(Stored items from a collection)
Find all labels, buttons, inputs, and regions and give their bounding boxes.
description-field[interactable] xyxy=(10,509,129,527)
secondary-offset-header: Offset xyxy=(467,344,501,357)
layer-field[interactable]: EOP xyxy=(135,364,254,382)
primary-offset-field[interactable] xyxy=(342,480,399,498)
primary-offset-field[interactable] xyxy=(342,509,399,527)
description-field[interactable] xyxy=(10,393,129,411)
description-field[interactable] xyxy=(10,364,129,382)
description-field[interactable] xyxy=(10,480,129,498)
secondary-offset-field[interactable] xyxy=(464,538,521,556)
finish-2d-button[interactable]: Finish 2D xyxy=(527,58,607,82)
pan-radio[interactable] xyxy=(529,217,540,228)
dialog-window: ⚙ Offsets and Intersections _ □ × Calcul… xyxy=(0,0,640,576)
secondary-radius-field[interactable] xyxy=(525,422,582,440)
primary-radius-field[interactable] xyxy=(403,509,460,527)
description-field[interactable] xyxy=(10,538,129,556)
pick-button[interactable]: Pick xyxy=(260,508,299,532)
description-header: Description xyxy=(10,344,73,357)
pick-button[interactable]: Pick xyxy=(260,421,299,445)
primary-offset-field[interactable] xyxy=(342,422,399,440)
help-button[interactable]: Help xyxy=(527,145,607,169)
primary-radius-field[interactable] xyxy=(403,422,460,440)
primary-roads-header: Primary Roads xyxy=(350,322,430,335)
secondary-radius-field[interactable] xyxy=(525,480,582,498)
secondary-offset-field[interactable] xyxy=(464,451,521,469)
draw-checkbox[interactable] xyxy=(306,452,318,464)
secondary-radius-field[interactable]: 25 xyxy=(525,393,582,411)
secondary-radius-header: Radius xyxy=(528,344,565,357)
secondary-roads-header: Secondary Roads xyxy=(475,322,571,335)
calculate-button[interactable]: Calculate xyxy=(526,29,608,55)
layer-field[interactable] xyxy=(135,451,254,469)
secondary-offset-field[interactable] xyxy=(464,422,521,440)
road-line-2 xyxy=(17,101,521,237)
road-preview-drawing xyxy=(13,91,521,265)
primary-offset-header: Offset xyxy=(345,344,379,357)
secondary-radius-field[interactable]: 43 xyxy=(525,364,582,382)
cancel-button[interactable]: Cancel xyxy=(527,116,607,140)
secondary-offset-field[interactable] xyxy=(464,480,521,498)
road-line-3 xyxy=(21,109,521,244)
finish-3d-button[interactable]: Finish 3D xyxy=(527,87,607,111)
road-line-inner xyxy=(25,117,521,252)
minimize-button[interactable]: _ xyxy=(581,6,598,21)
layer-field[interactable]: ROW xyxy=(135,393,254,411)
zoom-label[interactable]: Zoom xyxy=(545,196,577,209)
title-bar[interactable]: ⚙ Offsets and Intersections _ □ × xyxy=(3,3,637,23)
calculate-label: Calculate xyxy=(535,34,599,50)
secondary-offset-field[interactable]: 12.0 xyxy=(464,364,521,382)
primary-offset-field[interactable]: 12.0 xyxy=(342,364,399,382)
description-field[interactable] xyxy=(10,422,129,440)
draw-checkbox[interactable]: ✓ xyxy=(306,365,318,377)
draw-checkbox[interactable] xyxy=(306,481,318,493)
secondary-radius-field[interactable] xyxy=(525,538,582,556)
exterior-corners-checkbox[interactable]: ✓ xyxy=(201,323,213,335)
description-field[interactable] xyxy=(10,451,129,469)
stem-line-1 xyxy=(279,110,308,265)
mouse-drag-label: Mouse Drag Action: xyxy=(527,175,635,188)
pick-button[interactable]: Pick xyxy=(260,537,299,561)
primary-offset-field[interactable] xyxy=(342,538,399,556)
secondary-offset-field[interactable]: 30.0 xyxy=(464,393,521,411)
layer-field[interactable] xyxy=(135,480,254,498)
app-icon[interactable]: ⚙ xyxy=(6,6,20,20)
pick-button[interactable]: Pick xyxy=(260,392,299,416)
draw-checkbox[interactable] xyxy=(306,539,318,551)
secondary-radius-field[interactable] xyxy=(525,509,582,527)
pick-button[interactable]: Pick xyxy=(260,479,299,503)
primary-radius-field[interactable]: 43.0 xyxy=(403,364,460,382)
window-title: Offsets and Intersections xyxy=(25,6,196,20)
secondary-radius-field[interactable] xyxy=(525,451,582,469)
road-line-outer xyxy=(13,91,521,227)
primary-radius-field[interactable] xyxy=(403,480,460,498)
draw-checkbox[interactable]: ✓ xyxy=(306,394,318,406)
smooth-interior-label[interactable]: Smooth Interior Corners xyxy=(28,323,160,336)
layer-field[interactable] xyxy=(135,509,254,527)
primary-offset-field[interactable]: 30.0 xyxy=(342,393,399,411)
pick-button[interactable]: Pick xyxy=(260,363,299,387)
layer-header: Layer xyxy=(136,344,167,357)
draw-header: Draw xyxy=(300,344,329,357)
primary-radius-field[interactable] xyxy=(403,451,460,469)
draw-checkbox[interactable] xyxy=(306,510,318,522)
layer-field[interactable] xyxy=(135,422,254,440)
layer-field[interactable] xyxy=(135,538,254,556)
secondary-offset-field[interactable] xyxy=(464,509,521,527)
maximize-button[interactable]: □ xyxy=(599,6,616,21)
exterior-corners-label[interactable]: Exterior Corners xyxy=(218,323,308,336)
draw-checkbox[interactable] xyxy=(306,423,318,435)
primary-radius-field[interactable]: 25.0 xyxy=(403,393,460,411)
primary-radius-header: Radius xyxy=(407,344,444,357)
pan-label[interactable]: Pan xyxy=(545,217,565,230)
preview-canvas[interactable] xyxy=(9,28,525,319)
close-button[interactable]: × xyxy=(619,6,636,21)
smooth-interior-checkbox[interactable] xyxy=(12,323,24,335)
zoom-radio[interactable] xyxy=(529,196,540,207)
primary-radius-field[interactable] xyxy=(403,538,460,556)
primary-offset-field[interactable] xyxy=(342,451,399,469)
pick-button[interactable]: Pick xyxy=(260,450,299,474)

> _TASK_
Reproduce all of the lines above word for word.

> _THE RESULT_
Find all labels, buttons, inputs, and regions and give their bounding boxes.
description-field[interactable] xyxy=(10,509,129,527)
secondary-offset-header: Offset xyxy=(467,344,501,357)
layer-field[interactable]: EOP xyxy=(135,364,254,382)
primary-offset-field[interactable] xyxy=(342,480,399,498)
primary-offset-field[interactable] xyxy=(342,509,399,527)
description-field[interactable] xyxy=(10,393,129,411)
description-field[interactable] xyxy=(10,364,129,382)
description-field[interactable] xyxy=(10,480,129,498)
secondary-offset-field[interactable] xyxy=(464,538,521,556)
finish-2d-button[interactable]: Finish 2D xyxy=(527,58,607,82)
pan-radio[interactable] xyxy=(529,217,540,228)
dialog-window: ⚙ Offsets and Intersections _ □ × Calcul… xyxy=(0,0,640,576)
secondary-radius-field[interactable] xyxy=(525,422,582,440)
primary-radius-field[interactable] xyxy=(403,509,460,527)
description-field[interactable] xyxy=(10,538,129,556)
pick-button[interactable]: Pick xyxy=(260,508,299,532)
description-header: Description xyxy=(10,344,73,357)
pick-button[interactable]: Pick xyxy=(260,421,299,445)
primary-offset-field[interactable] xyxy=(342,422,399,440)
help-button[interactable]: Help xyxy=(527,145,607,169)
primary-radius-field[interactable] xyxy=(403,422,460,440)
primary-roads-header: Primary Roads xyxy=(350,322,430,335)
secondary-radius-field[interactable] xyxy=(525,480,582,498)
secondary-offset-field[interactable] xyxy=(464,451,521,469)
draw-checkbox[interactable] xyxy=(306,452,318,464)
secondary-radius-field[interactable]: 25 xyxy=(525,393,582,411)
secondary-radius-header: Radius xyxy=(528,344,565,357)
secondary-roads-header: Secondary Roads xyxy=(475,322,571,335)
calculate-button[interactable]: Calculate xyxy=(526,29,608,55)
layer-field[interactable] xyxy=(135,451,254,469)
secondary-offset-field[interactable] xyxy=(464,422,521,440)
road-line-2 xyxy=(17,101,521,237)
road-preview-drawing xyxy=(13,91,521,265)
primary-offset-header: Offset xyxy=(345,344,379,357)
secondary-radius-field[interactable]: 43 xyxy=(525,364,582,382)
cancel-button[interactable]: Cancel xyxy=(527,116,607,140)
secondary-offset-field[interactable] xyxy=(464,480,521,498)
road-line-3 xyxy=(21,109,521,244)
finish-3d-button[interactable]: Finish 3D xyxy=(527,87,607,111)
road-line-inner xyxy=(25,117,521,252)
minimize-button[interactable]: _ xyxy=(581,6,598,21)
layer-field[interactable]: ROW xyxy=(135,393,254,411)
zoom-label[interactable]: Zoom xyxy=(545,196,577,209)
title-bar[interactable]: ⚙ Offsets and Intersections _ □ × xyxy=(3,3,637,23)
calculate-label: Calculate xyxy=(535,34,599,50)
secondary-offset-field[interactable]: 12.0 xyxy=(464,364,521,382)
primary-offset-field[interactable]: 12.0 xyxy=(342,364,399,382)
description-field[interactable] xyxy=(10,422,129,440)
draw-checkbox[interactable]: ✓ xyxy=(306,365,318,377)
draw-checkbox[interactable] xyxy=(306,481,318,493)
secondary-radius-field[interactable] xyxy=(525,538,582,556)
exterior-corners-checkbox[interactable]: ✓ xyxy=(201,323,213,335)
description-field[interactable] xyxy=(10,451,129,469)
stem-line-1 xyxy=(279,110,308,265)
mouse-drag-label: Mouse Drag Action: xyxy=(527,175,635,188)
pick-button[interactable]: Pick xyxy=(260,537,299,561)
primary-offset-field[interactable] xyxy=(342,538,399,556)
secondary-offset-field[interactable]: 30.0 xyxy=(464,393,521,411)
layer-field[interactable] xyxy=(135,480,254,498)
app-icon[interactable]: ⚙ xyxy=(6,6,20,20)
pick-button[interactable]: Pick xyxy=(260,392,299,416)
draw-checkbox[interactable] xyxy=(306,539,318,551)
secondary-radius-field[interactable] xyxy=(525,509,582,527)
pick-button[interactable]: Pick xyxy=(260,479,299,503)
primary-radius-field[interactable]: 43.0 xyxy=(403,364,460,382)
window-title: Offsets and Intersections xyxy=(25,6,196,20)
secondary-radius-field[interactable] xyxy=(525,451,582,469)
road-line-outer xyxy=(13,91,521,227)
primary-radius-field[interactable] xyxy=(403,480,460,498)
draw-checkbox[interactable]: ✓ xyxy=(306,394,318,406)
smooth-interior-label[interactable]: Smooth Interior Corners xyxy=(28,323,160,336)
layer-field[interactable] xyxy=(135,509,254,527)
primary-offset-field[interactable]: 30.0 xyxy=(342,393,399,411)
pick-button[interactable]: Pick xyxy=(260,363,299,387)
layer-header: Layer xyxy=(136,344,167,357)
draw-header: Draw xyxy=(300,344,329,357)
primary-radius-field[interactable] xyxy=(403,451,460,469)
draw-checkbox[interactable] xyxy=(306,510,318,522)
layer-field[interactable] xyxy=(135,422,254,440)
layer-field[interactable] xyxy=(135,538,254,556)
secondary-offset-field[interactable] xyxy=(464,509,521,527)
maximize-button[interactable]: □ xyxy=(599,6,616,21)
exterior-corners-label[interactable]: Exterior Corners xyxy=(218,323,308,336)
draw-checkbox[interactable] xyxy=(306,423,318,435)
primary-radius-field[interactable]: 25.0 xyxy=(403,393,460,411)
primary-radius-header: Radius xyxy=(407,344,444,357)
pan-label[interactable]: Pan xyxy=(545,217,565,230)
preview-canvas[interactable] xyxy=(9,28,525,319)
close-button[interactable]: × xyxy=(619,6,636,21)
smooth-interior-checkbox[interactable] xyxy=(12,323,24,335)
zoom-radio[interactable] xyxy=(529,196,540,207)
primary-radius-field[interactable] xyxy=(403,538,460,556)
primary-offset-field[interactable] xyxy=(342,451,399,469)
pick-button[interactable]: Pick xyxy=(260,450,299,474)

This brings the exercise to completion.